→ PROVIDED PASSAGE:
-- Start --

The fuzz pedal was the first guitar effect ever invented, so it’s kind of mind-bending that Bones UK’s second album Soft uses fuzz pedals to generate tones unlike anything we’ve ever heard.
These tones are the result of painstaking collaboration between guitarist Carmen Vandenberg and producer Filippo Cimatti, and they make Soft an incredibly fresh listen.
“We spend a lot of time trying to find sounds that I haven’t heard before,” reveals Carmen. “Sometimes it’ll take me five hours just to get the tone, and then it might be done in one or two takes. I love spending time on that. It’s a world to discover. I want people to think, ‘Is that or is that not a guitar?’”
Rock royalty have been touting Vandenberg as the UK’s next guitar great for almost a decade. After working briefly with Queen’s Roger Taylor, she met Jeff Beck at Taylor’s birthday party, and featured on his 2016 album Loud Hailer. Carmen’s session career has seen her working with Kate Nash and most recently with Morrissey.

-- End --

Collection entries
-- Start --

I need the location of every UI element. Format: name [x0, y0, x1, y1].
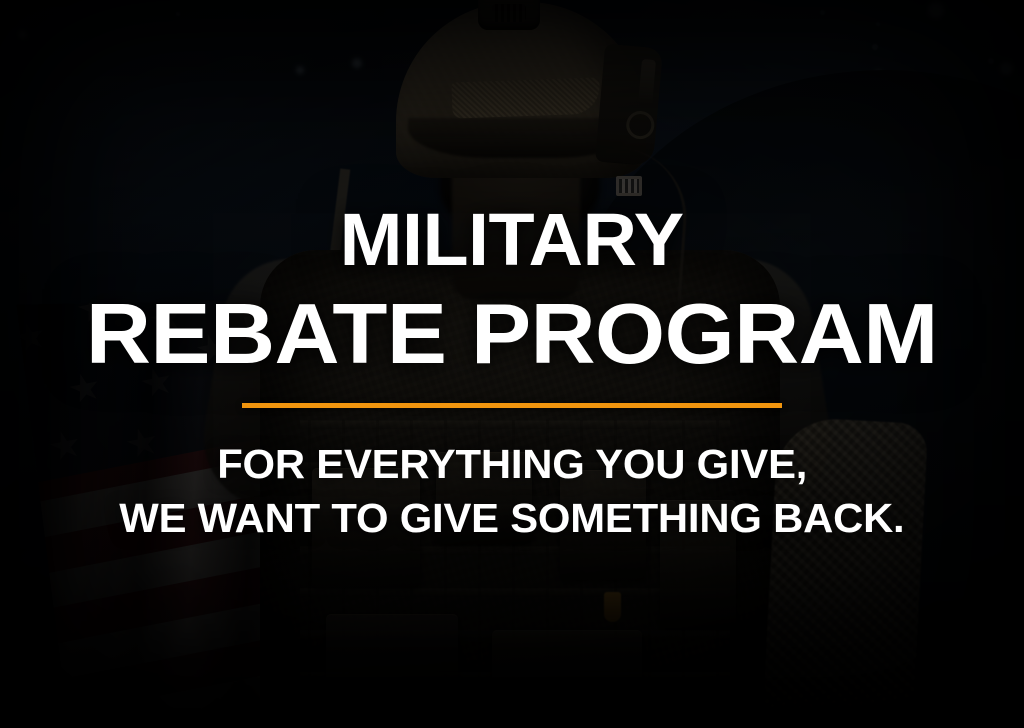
subheadline-line-2: WE WANT TO GIVE SOMETHING BACK.	[119, 496, 904, 542]
banner-content: MILITARY REBATE PROGRAM FOR EVERYTHING Y…	[0, 0, 1024, 728]
subheadline-line-1: FOR EVERYTHING YOU GIVE,	[217, 442, 807, 488]
headline-line-1: MILITARY	[340, 203, 684, 277]
headline-line-2: REBATE PROGRAM	[86, 292, 938, 377]
orange-divider	[242, 403, 782, 408]
divider-row	[0, 403, 1024, 408]
military-rebate-banner: MILITARY REBATE PROGRAM FOR EVERYTHING Y…	[0, 0, 1024, 728]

-- End --

→ DIRECTIVES:
a. Count the lines in the records that contain the string "MILITARY", and give only that number.
b. Write the next part of the passage about Bones UK guitarist Carmen Vandenberg, picking up right after its final sentence.
The text and the records were taken from unrelated sources.

→ ANSWERS IN ORDER:
a. 3

b.
The biggest hype, though, was around Bones UK, the duo comprised of Carmen and vocalist/rhythm guitarist Rosie Bones. Their single Pretty Waste was nominated for a Grammy. Their fusion of industrial and electronic sounds with Carmen’s blues-rooted playing made them look like the future of rock.
Their single Dirty Little Animals from the Arcane: League Of Legends soundtrack helped keep them in the spotlight, so that five years later Soft remains one of 2024’s most anticipated rock albums.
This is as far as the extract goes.